(Records contained in a dataset)
——————
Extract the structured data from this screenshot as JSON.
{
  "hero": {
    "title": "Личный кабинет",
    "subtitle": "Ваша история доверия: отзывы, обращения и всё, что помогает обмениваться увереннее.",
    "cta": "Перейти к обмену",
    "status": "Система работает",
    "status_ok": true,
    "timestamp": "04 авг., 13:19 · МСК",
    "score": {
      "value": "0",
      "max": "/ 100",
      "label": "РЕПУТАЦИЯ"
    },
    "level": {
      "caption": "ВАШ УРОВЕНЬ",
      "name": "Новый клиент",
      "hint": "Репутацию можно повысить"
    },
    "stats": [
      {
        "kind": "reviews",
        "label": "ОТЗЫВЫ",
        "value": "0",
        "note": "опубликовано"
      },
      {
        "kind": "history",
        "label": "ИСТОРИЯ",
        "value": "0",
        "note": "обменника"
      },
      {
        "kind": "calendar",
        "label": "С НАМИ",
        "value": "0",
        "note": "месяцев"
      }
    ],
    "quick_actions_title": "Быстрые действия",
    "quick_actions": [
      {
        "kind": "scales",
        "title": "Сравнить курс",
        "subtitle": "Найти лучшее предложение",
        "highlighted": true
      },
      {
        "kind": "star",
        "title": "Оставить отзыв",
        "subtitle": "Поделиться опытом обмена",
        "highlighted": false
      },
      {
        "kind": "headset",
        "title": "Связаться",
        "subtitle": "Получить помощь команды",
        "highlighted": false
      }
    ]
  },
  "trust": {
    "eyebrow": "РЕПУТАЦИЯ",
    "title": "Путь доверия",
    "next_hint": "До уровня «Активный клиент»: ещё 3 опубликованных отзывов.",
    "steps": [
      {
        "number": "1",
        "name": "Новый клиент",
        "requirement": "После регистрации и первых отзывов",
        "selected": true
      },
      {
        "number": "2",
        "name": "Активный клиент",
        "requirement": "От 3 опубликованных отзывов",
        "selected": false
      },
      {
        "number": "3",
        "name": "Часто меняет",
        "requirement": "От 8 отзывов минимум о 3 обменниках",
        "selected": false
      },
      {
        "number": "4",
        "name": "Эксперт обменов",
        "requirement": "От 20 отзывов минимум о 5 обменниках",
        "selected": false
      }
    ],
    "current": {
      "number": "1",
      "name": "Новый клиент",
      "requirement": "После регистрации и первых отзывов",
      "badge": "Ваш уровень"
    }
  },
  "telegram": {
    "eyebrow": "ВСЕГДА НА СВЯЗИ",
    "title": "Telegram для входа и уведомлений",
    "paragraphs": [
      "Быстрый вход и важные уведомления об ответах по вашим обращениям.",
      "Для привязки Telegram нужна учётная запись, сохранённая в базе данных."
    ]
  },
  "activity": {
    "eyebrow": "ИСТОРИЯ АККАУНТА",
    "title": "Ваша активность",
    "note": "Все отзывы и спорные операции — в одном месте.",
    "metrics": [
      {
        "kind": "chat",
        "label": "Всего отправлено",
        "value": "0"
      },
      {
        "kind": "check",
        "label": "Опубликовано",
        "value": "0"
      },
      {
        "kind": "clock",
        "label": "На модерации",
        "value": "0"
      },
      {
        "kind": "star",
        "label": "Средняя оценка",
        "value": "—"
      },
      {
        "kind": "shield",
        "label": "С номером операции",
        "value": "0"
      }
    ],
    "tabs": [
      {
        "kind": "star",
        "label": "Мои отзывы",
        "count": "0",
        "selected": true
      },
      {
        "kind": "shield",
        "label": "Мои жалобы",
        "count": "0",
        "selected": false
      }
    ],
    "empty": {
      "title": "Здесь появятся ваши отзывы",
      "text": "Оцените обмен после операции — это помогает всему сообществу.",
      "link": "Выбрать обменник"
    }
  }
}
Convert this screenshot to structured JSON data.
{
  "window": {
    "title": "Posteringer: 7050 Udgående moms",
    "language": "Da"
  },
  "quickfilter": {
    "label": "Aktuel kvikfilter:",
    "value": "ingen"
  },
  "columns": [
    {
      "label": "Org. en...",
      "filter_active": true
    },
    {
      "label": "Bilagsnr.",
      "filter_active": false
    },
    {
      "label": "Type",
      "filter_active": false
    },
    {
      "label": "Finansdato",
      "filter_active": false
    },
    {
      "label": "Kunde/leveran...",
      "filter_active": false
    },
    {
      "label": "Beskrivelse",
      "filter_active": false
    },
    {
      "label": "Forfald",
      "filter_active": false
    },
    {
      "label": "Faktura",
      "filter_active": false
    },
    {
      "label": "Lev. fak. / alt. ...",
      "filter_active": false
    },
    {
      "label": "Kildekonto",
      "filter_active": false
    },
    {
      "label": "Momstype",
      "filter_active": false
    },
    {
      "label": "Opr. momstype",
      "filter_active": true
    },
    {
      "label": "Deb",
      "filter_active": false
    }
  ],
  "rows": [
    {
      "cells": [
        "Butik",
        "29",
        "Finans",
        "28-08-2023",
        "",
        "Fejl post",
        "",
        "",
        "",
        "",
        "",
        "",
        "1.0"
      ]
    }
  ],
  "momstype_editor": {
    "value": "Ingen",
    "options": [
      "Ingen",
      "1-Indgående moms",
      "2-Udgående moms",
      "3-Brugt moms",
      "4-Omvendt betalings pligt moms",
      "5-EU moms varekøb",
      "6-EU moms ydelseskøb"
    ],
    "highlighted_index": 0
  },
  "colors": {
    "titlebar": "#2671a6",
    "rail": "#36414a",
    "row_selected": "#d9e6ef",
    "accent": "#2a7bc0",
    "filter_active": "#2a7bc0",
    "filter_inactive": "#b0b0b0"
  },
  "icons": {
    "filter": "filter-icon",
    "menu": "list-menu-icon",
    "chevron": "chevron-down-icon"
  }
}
——————
Your task
Gather up every line from the listing above in which the word "обменниках" occurs.

Reply to the task
        "requirement": "От 8 отзывов минимум о 3 обменниках",
        "requirement": "От 20 отзывов минимум о 5 обменниках",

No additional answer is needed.